====== INPUT
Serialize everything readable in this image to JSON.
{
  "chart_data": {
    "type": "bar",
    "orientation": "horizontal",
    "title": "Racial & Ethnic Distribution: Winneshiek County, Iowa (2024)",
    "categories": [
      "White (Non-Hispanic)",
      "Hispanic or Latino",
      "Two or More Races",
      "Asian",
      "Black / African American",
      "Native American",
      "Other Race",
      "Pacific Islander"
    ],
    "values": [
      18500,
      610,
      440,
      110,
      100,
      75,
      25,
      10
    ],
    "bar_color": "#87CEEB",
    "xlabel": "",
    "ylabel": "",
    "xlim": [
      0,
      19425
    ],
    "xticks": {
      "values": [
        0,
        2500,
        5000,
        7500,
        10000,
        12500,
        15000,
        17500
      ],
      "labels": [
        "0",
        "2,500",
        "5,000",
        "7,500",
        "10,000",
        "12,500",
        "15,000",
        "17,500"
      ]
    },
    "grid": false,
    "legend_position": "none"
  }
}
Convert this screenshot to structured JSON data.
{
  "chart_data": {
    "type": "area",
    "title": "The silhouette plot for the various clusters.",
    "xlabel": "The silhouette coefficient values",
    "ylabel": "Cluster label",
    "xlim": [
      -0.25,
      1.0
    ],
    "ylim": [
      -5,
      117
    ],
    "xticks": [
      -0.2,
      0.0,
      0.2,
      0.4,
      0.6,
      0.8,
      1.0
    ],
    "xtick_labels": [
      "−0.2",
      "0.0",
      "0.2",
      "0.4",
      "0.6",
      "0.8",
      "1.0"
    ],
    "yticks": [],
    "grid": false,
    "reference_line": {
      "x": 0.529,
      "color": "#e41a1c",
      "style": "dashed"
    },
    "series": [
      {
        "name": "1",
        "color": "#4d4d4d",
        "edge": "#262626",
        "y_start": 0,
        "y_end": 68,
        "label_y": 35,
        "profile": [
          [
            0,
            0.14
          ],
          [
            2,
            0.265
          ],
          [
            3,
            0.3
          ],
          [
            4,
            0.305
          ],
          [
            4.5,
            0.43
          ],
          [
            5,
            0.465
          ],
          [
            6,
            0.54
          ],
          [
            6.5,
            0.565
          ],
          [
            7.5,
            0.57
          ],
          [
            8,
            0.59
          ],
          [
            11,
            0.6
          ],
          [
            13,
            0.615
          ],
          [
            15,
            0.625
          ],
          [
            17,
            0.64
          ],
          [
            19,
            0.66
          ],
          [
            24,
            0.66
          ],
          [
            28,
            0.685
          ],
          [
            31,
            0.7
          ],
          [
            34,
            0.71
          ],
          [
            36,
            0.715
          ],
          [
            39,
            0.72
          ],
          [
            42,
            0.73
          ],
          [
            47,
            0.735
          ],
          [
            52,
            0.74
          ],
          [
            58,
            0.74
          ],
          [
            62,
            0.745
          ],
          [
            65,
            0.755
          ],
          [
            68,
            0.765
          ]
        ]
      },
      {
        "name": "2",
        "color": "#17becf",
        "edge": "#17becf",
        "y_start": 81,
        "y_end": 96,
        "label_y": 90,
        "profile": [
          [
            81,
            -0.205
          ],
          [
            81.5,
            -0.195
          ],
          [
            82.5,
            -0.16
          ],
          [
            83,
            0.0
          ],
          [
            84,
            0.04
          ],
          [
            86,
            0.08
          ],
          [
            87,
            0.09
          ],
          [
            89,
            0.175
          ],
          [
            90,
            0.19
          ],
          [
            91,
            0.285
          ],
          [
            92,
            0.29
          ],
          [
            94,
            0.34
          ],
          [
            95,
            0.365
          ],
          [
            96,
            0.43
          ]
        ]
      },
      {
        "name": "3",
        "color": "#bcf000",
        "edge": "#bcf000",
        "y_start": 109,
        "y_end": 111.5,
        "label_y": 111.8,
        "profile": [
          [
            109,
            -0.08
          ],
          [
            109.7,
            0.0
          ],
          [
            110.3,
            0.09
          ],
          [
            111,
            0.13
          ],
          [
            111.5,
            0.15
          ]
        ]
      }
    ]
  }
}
============
__AIM__. Output all of the material, please, exactly as it stands.

__SOLUTION FOR THIS TASK__.
Serialize everything readable in this image to JSON.
{
  "chart_data": {
    "type": "bar",
    "orientation": "horizontal",
    "title": "Racial & Ethnic Distribution: Winneshiek County, Iowa (2024)",
    "categories": [
      "White (Non-Hispanic)",
      "Hispanic or Latino",
      "Two or More Races",
      "Asian",
      "Black / African American",
      "Native American",
      "Other Race",
      "Pacific Islander"
    ],
    "values": [
      18500,
      610,
      440,
      110,
      100,
      75,
      25,
      10
    ],
    "bar_color": "#87CEEB",
    "xlabel": "",
    "ylabel": "",
    "xlim": [
      0,
      19425
    ],
    "xticks": {
      "values": [
        0,
        2500,
        5000,
        7500,
        10000,
        12500,
        15000,
        17500
      ],
      "labels": [
        "0",
        "2,500",
        "5,000",
        "7,500",
        "10,000",
        "12,500",
        "15,000",
        "17,500"
      ]
    },
    "grid": false,
    "legend_position": "none"
  }
}
Convert this screenshot to structured JSON data.
{
  "chart_data": {
    "type": "area",
    "title": "The silhouette plot for the various clusters.",
    "xlabel": "The silhouette coefficient values",
    "ylabel": "Cluster label",
    "xlim": [
      -0.25,
      1.0
    ],
    "ylim": [
      -5,
      117
    ],
    "xticks": [
      -0.2,
      0.0,
      0.2,
      0.4,
      0.6,
      0.8,
      1.0
    ],
    "xtick_labels": [
      "−0.2",
      "0.0",
      "0.2",
      "0.4",
      "0.6",
      "0.8",
      "1.0"
    ],
    "yticks": [],
    "grid": false,
    "reference_line": {
      "x": 0.529,
      "color": "#e41a1c",
      "style": "dashed"
    },
    "series": [
      {
        "name": "1",
        "color": "#4d4d4d",
        "edge": "#262626",
        "y_start": 0,
        "y_end": 68,
        "label_y": 35,
        "profile": [
          [
            0,
            0.14
          ],
          [
            2,
            0.265
          ],
          [
            3,
            0.3
          ],
          [
            4,
            0.305
          ],
          [
            4.5,
            0.43
          ],
          [
            5,
            0.465
          ],
          [
            6,
            0.54
          ],
          [
            6.5,
            0.565
          ],
          [
            7.5,
            0.57
          ],
          [
            8,
            0.59
          ],
          [
            11,
            0.6
          ],
          [
            13,
            0.615
          ],
          [
            15,
            0.625
          ],
          [
            17,
            0.64
          ],
          [
            19,
            0.66
          ],
          [
            24,
            0.66
          ],
          [
            28,
            0.685
          ],
          [
            31,
            0.7
          ],
          [
            34,
            0.71
          ],
          [
            36,
            0.715
          ],
          [
            39,
            0.72
          ],
          [
            42,
            0.73
          ],
          [
            47,
            0.735
          ],
          [
            52,
            0.74
          ],
          [
            58,
            0.74
          ],
          [
            62,
            0.745
          ],
          [
            65,
            0.755
          ],
          [
            68,
            0.765
          ]
        ]
      },
      {
        "name": "2",
        "color": "#17becf",
        "edge": "#17becf",
        "y_start": 81,
        "y_end": 96,
        "label_y": 90,
        "profile": [
          [
            81,
            -0.205
          ],
          [
            81.5,
            -0.195
          ],
          [
            82.5,
            -0.16
          ],
          [
            83,
            0.0
          ],
          [
            84,
            0.04
          ],
          [
            86,
            0.08
          ],
          [
            87,
            0.09
          ],
          [
            89,
            0.175
          ],
          [
            90,
            0.19
          ],
          [
            91,
            0.285
          ],
          [
            92,
            0.29
          ],
          [
            94,
            0.34
          ],
          [
            95,
            0.365
          ],
          [
            96,
            0.43
          ]
        ]
      },
      {
        "name": "3",
        "color": "#bcf000",
        "edge": "#bcf000",
        "y_start": 109,
        "y_end": 111.5,
        "label_y": 111.8,
        "profile": [
          [
            109,
            -0.08
          ],
          [
            109.7,
            0.0
          ],
          [
            110.3,
            0.09
          ],
          [
            111,
            0.13
          ],
          [
            111.5,
            0.15
          ]
        ]
      }
    ]
  }
}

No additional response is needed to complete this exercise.